* **Work to do**: Compile every line that includes the word "text".

* **Source records**:
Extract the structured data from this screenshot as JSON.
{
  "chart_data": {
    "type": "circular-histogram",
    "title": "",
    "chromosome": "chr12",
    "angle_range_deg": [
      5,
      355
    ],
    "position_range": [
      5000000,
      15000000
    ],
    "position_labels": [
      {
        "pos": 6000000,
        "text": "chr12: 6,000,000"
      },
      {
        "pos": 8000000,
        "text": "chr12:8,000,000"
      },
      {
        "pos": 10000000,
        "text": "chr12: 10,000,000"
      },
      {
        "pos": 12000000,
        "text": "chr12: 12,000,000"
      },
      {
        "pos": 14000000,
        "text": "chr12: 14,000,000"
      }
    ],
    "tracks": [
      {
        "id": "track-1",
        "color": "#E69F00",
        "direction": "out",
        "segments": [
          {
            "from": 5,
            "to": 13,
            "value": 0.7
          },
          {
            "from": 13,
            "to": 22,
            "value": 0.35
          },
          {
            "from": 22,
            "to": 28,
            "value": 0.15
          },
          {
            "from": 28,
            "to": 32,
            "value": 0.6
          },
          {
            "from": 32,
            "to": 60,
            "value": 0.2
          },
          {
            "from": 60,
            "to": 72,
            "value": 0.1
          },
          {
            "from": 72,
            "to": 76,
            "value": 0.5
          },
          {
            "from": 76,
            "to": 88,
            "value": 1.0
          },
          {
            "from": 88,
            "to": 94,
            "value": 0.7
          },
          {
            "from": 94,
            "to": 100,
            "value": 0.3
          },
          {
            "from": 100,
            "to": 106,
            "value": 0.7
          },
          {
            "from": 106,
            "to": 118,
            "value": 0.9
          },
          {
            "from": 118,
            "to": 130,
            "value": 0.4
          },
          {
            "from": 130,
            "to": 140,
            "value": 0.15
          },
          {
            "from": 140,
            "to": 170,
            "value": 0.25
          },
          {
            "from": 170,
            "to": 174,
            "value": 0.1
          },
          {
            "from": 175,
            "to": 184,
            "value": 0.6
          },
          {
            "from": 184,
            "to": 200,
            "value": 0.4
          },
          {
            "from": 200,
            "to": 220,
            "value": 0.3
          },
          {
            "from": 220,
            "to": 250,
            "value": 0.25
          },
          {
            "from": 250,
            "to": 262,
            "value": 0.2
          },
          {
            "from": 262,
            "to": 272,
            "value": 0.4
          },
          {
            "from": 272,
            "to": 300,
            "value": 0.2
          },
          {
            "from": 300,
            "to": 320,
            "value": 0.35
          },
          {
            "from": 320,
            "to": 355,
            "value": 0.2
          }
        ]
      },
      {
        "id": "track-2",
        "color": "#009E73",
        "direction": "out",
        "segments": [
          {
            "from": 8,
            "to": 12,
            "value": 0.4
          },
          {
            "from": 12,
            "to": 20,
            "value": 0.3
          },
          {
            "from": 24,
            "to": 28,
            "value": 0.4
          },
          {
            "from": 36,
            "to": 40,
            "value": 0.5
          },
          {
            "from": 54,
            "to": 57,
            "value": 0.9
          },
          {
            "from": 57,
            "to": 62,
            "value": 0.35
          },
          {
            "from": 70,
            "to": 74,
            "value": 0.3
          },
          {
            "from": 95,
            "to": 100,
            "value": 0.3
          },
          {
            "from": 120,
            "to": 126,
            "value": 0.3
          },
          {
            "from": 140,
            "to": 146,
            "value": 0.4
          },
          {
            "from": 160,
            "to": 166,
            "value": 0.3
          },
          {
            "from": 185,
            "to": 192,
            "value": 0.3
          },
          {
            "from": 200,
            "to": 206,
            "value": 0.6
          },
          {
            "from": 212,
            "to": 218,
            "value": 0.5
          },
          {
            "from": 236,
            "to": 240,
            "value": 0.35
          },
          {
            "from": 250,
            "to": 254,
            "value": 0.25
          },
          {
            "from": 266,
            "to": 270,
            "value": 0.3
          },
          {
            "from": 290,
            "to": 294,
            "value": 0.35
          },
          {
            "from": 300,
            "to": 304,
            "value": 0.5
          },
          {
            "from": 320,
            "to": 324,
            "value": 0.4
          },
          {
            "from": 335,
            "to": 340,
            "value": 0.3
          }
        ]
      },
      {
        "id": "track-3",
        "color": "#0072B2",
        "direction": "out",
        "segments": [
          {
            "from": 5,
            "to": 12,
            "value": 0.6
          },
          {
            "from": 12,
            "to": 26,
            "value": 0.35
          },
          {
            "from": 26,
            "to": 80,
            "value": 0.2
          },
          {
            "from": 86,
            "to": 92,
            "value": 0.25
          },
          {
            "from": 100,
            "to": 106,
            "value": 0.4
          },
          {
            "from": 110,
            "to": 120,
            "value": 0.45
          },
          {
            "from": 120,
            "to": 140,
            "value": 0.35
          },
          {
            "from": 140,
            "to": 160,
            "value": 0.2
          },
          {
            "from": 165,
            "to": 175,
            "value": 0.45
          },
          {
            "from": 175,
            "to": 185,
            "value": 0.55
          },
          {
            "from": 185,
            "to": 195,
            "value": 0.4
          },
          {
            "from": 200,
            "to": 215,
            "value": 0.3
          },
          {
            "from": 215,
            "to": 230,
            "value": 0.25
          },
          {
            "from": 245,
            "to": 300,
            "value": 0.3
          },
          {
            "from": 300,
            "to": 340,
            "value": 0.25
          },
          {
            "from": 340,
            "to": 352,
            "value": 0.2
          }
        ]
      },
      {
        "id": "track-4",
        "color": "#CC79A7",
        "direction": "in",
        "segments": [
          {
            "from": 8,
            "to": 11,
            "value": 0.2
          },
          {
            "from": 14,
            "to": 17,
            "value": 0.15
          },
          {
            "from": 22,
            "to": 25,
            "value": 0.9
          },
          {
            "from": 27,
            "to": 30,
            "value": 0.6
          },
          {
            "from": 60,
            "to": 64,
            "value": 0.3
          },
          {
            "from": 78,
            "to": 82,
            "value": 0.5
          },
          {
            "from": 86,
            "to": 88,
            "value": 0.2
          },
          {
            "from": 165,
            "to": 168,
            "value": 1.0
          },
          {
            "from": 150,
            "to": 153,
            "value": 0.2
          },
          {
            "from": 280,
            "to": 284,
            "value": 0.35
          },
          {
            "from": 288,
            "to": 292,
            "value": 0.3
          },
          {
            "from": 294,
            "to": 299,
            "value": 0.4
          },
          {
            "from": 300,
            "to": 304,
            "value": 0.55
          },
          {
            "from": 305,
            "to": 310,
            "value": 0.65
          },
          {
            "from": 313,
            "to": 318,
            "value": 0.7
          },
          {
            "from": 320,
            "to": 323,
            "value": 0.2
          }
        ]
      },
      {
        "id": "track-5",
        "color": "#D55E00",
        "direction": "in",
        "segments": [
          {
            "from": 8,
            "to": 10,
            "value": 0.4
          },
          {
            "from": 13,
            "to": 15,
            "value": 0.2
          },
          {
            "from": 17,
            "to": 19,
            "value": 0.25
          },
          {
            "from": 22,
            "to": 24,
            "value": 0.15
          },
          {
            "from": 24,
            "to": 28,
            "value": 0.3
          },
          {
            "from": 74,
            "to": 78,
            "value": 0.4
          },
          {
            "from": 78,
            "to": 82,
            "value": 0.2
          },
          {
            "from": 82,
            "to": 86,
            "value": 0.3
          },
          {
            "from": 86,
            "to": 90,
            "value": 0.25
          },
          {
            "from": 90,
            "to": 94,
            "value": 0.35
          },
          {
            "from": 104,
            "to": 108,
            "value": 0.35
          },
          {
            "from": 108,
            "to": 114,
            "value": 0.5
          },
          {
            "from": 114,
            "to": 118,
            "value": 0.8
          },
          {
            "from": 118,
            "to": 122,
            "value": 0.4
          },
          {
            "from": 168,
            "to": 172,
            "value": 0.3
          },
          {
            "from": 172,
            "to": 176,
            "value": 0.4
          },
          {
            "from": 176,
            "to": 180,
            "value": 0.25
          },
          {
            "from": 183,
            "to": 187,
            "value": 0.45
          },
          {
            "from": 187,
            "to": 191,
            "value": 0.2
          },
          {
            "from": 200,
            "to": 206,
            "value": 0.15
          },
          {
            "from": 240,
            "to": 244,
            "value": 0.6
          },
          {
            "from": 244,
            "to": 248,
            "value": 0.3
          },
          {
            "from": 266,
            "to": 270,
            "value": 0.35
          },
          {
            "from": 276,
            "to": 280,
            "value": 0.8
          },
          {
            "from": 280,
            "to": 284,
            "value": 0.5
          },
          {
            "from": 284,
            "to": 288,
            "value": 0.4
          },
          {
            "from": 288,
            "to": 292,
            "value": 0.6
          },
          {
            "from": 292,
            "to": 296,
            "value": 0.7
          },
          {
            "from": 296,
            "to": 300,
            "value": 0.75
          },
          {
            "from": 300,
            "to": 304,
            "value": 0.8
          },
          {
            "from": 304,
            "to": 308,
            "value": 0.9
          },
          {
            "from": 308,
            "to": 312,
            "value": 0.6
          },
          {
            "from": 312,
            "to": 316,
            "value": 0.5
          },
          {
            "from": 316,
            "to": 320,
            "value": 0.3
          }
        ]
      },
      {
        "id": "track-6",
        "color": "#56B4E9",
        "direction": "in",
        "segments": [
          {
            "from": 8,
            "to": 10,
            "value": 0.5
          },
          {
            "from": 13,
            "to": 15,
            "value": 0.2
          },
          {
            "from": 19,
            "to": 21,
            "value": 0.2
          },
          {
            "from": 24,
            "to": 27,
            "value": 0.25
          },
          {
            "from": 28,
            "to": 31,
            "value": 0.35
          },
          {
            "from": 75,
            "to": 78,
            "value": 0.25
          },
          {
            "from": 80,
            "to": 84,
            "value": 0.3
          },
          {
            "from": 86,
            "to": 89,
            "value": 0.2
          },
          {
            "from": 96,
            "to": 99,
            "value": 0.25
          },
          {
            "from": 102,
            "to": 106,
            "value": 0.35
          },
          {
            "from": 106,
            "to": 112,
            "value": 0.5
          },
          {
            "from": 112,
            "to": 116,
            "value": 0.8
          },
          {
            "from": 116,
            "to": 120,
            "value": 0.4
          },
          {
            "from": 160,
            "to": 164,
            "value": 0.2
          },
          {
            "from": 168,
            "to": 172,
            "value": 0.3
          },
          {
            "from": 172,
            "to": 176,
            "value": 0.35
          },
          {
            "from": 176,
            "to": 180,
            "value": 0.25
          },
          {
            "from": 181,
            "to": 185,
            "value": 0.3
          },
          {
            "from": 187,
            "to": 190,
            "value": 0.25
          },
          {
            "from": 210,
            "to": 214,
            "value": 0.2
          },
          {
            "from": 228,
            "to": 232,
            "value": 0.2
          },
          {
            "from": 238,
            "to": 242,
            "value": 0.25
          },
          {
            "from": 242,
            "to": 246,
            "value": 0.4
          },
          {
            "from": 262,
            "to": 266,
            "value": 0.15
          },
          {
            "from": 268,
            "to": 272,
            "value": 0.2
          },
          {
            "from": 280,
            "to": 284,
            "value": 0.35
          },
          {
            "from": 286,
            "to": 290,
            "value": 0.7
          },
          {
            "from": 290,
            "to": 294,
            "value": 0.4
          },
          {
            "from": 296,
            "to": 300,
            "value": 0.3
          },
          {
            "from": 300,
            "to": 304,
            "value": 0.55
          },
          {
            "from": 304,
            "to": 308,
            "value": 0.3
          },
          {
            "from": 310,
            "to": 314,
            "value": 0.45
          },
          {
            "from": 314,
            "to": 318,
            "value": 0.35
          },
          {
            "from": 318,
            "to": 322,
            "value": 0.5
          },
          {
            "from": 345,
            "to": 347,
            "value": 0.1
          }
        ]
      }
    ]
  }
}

* **Result of this task**:
        "text": "chr12: 6,000,000"
        "text": "chr12:8,000,000"
        "text": "chr12: 10,000,000"
        "text": "chr12: 12,000,000"
        "text": "chr12: 14,000,000"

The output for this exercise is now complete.